Write out every line from the listing below where the string "ajodo" is found.

◆ Data under study:
____
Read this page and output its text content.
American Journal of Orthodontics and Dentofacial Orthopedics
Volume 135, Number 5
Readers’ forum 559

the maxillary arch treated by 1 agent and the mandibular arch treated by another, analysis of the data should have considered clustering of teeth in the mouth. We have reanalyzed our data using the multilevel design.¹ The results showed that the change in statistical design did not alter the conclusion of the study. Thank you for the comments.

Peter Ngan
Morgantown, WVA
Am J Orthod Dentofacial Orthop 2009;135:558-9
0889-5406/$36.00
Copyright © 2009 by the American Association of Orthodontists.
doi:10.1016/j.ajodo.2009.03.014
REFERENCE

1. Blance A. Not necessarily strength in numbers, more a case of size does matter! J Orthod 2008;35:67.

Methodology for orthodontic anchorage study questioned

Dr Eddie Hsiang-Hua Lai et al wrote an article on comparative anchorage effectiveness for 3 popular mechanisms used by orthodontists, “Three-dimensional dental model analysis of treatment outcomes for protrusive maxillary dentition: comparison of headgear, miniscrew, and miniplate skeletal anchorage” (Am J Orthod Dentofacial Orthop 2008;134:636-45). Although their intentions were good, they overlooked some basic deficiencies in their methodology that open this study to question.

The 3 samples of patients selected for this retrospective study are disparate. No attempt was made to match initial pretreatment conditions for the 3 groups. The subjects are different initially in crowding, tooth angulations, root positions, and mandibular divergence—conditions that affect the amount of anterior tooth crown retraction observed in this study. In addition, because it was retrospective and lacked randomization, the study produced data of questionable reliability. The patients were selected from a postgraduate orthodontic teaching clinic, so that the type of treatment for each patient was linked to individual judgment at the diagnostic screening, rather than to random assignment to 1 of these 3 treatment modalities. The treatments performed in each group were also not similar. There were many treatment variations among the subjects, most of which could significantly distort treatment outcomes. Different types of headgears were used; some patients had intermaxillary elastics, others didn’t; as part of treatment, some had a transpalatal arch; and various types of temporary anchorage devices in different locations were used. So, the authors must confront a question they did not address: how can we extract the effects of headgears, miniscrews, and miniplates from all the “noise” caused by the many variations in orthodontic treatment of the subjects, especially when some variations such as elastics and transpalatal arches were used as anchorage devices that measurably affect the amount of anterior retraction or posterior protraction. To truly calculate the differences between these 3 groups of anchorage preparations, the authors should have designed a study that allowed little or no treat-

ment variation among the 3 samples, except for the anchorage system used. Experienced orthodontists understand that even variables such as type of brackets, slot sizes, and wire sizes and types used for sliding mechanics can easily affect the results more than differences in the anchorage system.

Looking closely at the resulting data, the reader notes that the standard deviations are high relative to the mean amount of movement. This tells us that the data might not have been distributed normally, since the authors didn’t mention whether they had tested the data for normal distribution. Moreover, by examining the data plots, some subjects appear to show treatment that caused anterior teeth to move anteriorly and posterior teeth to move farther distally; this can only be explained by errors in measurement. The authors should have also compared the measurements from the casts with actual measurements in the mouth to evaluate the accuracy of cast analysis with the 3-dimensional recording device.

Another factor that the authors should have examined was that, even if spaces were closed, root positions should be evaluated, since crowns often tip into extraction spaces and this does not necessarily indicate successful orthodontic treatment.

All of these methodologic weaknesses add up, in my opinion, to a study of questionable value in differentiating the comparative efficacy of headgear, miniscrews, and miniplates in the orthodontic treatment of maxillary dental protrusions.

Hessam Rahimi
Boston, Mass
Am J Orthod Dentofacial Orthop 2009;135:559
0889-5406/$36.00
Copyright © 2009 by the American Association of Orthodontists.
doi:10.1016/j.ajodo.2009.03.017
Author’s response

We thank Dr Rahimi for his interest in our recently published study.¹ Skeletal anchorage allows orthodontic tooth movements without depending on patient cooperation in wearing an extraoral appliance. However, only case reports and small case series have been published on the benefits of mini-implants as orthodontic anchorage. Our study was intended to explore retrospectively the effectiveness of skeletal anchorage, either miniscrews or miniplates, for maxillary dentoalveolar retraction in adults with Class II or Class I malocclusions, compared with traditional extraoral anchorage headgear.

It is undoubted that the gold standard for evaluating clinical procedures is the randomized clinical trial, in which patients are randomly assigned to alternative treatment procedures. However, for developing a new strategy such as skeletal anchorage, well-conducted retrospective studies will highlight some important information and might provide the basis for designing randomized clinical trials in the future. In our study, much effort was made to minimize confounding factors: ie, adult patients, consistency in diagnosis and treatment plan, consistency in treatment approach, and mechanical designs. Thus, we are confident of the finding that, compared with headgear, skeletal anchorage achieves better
____
◆ Exercise output:
doi:10.1016/j.ajodo.2009.03.014
doi:10.1016/j.ajodo.2009.03.017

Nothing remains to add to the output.